---------- DATA PROVIDED ----------

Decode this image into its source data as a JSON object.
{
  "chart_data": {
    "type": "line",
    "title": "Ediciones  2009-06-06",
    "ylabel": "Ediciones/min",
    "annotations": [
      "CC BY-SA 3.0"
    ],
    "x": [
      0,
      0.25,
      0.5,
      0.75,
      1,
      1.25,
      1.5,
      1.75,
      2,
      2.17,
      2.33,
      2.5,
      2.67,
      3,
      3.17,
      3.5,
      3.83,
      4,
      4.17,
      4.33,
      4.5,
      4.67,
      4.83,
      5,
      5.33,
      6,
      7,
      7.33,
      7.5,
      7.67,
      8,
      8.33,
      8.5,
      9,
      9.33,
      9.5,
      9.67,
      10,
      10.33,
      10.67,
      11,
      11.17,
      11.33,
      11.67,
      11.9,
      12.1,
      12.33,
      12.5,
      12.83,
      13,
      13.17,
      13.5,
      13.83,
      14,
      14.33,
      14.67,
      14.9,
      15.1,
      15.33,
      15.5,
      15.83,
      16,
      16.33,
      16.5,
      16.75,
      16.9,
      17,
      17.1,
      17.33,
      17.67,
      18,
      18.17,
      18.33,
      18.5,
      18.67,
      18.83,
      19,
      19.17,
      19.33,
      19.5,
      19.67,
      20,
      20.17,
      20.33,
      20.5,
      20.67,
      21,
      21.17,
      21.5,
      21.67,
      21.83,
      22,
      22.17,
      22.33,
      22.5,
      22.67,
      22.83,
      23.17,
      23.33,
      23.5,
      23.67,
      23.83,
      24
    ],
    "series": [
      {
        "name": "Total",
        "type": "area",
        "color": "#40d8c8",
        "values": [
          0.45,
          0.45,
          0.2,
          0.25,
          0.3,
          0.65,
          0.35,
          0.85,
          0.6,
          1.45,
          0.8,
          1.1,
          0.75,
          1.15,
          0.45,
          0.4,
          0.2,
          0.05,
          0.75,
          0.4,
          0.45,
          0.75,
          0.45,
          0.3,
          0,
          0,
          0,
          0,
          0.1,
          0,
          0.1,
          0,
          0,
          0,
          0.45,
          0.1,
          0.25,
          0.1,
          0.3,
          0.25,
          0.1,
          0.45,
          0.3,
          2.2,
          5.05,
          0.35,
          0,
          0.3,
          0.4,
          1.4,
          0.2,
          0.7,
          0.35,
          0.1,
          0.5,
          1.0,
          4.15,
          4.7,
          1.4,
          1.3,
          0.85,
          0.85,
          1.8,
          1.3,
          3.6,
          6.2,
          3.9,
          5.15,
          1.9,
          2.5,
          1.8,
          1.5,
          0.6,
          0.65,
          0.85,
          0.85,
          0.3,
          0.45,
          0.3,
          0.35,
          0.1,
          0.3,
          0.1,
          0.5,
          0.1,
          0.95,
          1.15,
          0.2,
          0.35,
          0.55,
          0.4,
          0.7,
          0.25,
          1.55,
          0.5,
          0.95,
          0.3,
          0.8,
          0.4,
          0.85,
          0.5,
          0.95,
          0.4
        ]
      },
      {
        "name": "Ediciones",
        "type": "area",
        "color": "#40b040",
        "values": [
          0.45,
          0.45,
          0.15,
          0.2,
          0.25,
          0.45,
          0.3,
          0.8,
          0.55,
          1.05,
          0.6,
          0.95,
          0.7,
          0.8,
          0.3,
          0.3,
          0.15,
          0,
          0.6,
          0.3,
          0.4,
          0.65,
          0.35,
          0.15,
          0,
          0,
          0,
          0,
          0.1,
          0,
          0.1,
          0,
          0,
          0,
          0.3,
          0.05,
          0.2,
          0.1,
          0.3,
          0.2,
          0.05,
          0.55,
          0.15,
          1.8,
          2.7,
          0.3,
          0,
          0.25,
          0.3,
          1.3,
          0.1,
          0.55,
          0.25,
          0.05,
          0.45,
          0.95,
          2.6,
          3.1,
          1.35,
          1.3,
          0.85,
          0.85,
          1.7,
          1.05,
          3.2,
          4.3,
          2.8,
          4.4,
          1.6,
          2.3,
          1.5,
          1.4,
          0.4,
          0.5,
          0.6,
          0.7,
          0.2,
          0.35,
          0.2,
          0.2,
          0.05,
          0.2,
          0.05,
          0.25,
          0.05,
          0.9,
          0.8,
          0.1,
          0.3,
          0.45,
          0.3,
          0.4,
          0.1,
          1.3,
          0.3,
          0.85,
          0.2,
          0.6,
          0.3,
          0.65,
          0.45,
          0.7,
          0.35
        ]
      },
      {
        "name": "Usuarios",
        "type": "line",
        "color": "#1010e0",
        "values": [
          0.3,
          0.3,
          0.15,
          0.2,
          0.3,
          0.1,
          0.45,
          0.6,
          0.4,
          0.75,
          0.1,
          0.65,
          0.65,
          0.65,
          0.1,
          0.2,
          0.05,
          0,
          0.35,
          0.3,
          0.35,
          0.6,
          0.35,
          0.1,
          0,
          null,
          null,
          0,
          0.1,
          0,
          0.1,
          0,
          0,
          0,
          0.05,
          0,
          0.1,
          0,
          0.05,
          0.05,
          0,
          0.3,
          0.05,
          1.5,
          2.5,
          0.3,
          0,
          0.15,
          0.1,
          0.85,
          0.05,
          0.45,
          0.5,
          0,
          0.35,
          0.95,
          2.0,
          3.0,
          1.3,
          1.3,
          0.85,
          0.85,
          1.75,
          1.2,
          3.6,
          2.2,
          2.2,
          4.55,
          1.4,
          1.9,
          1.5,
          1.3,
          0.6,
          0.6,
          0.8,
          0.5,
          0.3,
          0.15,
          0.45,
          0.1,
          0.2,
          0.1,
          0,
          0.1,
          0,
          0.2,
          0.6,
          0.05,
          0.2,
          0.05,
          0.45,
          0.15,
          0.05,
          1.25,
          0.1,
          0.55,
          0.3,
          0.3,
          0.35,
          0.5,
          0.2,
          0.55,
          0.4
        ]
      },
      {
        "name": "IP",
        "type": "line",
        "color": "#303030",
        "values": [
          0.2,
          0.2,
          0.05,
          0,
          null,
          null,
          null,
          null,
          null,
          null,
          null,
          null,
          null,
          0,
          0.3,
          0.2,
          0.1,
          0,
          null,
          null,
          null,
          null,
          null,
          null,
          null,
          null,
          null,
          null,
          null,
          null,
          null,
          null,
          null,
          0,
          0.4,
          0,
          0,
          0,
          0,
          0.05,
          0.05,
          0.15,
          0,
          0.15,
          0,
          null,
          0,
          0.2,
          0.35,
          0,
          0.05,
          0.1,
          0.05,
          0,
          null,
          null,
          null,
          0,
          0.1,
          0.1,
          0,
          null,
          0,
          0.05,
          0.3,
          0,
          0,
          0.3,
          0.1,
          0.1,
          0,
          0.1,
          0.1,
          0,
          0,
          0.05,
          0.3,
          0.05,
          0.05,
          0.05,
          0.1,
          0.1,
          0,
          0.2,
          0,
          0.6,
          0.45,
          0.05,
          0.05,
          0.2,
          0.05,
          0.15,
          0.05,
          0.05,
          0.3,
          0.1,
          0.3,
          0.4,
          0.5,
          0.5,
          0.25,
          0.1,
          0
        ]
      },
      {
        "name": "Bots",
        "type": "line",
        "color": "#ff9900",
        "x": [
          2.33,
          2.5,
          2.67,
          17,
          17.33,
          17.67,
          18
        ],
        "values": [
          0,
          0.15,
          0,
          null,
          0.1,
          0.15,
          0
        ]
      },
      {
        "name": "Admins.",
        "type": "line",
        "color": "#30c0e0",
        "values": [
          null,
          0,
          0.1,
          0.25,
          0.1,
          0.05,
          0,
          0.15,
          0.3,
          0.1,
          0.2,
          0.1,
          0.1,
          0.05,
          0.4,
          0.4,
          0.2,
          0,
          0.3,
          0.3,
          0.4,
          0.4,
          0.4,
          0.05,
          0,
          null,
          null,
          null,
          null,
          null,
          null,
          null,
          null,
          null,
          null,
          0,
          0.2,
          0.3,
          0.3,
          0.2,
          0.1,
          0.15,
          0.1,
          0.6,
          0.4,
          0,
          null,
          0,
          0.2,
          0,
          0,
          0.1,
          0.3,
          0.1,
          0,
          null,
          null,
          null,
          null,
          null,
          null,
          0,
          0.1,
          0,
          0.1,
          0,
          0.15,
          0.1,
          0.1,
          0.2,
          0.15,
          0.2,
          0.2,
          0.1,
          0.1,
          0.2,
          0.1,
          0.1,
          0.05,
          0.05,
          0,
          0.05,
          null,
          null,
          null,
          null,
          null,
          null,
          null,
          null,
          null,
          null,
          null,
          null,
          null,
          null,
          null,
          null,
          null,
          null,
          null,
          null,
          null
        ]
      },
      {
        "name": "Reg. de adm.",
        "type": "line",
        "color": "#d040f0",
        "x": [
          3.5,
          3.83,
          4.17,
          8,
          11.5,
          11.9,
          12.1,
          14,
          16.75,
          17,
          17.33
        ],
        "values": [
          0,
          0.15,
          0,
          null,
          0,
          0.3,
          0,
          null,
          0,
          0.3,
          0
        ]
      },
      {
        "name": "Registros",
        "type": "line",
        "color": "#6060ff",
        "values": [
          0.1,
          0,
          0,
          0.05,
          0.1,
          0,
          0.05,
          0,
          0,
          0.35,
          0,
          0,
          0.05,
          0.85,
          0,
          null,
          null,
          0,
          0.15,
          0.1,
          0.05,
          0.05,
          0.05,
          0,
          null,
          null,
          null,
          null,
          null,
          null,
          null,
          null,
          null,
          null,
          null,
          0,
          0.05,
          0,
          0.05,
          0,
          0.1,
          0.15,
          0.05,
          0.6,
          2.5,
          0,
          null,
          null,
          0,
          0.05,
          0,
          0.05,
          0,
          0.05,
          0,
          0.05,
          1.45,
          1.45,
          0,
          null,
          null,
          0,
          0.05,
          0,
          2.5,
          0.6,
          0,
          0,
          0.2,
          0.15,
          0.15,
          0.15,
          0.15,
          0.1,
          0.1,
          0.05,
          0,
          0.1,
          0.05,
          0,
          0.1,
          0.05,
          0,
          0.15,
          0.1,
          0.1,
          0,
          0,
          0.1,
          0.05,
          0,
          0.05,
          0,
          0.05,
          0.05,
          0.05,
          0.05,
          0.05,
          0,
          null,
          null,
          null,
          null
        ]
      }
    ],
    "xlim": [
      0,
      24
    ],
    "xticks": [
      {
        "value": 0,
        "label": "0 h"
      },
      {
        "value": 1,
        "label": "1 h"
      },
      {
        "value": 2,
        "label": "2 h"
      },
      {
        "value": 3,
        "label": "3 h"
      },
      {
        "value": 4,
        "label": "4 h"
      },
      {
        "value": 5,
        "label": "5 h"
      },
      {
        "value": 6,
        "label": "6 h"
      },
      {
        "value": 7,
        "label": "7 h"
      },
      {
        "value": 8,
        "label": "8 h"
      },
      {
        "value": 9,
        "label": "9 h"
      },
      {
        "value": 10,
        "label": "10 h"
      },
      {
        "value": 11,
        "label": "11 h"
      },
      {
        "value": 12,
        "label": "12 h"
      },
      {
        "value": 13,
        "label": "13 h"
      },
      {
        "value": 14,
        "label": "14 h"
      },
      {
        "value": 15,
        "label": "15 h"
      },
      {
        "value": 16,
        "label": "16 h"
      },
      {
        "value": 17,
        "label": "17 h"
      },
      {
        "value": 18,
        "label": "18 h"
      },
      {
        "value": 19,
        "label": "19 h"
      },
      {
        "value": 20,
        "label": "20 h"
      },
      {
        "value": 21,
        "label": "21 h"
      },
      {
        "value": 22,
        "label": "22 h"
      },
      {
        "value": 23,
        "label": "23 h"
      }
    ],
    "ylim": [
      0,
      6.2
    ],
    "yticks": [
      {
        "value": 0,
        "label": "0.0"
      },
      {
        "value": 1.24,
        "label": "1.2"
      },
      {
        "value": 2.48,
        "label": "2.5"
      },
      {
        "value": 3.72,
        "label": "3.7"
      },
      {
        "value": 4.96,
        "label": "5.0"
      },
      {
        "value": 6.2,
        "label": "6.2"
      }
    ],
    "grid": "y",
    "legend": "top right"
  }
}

----------

=== TO BE DONE ===
From the data above, pick out each line containing "Ediciones" and copy it.

=== RESULT FOR THIS TASK ===
    "title": "Ediciones  2009-06-06",
    "ylabel": "Ediciones/min",
        "name": "Ediciones",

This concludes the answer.